═══ SOURCE DATA

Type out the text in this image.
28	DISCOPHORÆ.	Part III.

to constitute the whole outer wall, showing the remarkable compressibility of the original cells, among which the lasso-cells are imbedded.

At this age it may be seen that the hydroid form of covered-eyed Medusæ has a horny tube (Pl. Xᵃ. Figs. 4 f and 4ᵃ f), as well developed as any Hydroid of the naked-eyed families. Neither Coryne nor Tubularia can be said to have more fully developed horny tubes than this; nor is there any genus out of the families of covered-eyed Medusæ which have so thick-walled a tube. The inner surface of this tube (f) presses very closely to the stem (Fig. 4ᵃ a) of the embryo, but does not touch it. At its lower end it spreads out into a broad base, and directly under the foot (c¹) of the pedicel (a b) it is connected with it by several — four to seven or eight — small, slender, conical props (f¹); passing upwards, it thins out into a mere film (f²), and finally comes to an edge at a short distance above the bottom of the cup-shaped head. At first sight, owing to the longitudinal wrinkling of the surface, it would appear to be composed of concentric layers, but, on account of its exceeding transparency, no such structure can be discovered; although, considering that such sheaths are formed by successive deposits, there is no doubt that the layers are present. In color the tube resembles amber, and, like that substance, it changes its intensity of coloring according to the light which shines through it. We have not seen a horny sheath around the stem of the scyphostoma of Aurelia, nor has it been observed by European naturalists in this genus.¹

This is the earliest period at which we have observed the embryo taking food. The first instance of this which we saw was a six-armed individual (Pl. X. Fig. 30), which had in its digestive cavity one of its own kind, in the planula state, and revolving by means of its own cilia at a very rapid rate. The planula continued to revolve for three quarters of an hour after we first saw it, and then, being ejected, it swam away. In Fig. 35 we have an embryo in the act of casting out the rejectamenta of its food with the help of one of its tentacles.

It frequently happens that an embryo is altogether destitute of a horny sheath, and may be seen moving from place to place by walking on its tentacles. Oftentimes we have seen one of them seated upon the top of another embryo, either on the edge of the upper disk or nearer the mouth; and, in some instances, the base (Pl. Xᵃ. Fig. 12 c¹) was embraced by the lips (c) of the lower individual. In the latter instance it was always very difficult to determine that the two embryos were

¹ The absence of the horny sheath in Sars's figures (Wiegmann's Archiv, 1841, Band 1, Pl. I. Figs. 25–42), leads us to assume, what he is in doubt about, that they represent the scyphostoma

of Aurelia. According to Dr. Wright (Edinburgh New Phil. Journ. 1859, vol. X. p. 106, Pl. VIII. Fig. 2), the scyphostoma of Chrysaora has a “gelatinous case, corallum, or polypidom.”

══════

WHAT TO PRODUCE: Print the records once more, exactly as written.

OUTPUT:
Type out the text in this image.
28	DISCOPHORÆ.	Part III.

to constitute the whole outer wall, showing the remarkable compressibility of the original cells, among which the lasso-cells are imbedded.

At this age it may be seen that the hydroid form of covered-eyed Medusæ has a horny tube (Pl. Xᵃ. Figs. 4 f and 4ᵃ f), as well developed as any Hydroid of the naked-eyed families. Neither Coryne nor Tubularia can be said to have more fully developed horny tubes than this; nor is there any genus out of the families of covered-eyed Medusæ which have so thick-walled a tube. The inner surface of this tube (f) presses very closely to the stem (Fig. 4ᵃ a) of the embryo, but does not touch it. At its lower end it spreads out into a broad base, and directly under the foot (c¹) of the pedicel (a b) it is connected with it by several — four to seven or eight — small, slender, conical props (f¹); passing upwards, it thins out into a mere film (f²), and finally comes to an edge at a short distance above the bottom of the cup-shaped head. At first sight, owing to the longitudinal wrinkling of the surface, it would appear to be composed of concentric layers, but, on account of its exceeding transparency, no such structure can be discovered; although, considering that such sheaths are formed by successive deposits, there is no doubt that the layers are present. In color the tube resembles amber, and, like that substance, it changes its intensity of coloring according to the light which shines through it. We have not seen a horny sheath around the stem of the scyphostoma of Aurelia, nor has it been observed by European naturalists in this genus.¹

This is the earliest period at which we have observed the embryo taking food. The first instance of this which we saw was a six-armed individual (Pl. X. Fig. 30), which had in its digestive cavity one of its own kind, in the planula state, and revolving by means of its own cilia at a very rapid rate. The planula continued to revolve for three quarters of an hour after we first saw it, and then, being ejected, it swam away. In Fig. 35 we have an embryo in the act of casting out the rejectamenta of its food with the help of one of its tentacles.

It frequently happens that an embryo is altogether destitute of a horny sheath, and may be seen moving from place to place by walking on its tentacles. Oftentimes we have seen one of them seated upon the top of another embryo, either on the edge of the upper disk or nearer the mouth; and, in some instances, the base (Pl. Xᵃ. Fig. 12 c¹) was embraced by the lips (c) of the lower individual. In the latter instance it was always very difficult to determine that the two embryos were

¹ The absence of the horny sheath in Sars's figures (Wiegmann's Archiv, 1841, Band 1, Pl. I. Figs. 25–42), leads us to assume, what he is in doubt about, that they represent the scyphostoma

of Aurelia. According to Dr. Wright (Edinburgh New Phil. Journ. 1859, vol. X. p. 106, Pl. VIII. Fig. 2), the scyphostoma of Chrysaora has a “gelatinous case, corallum, or polypidom.”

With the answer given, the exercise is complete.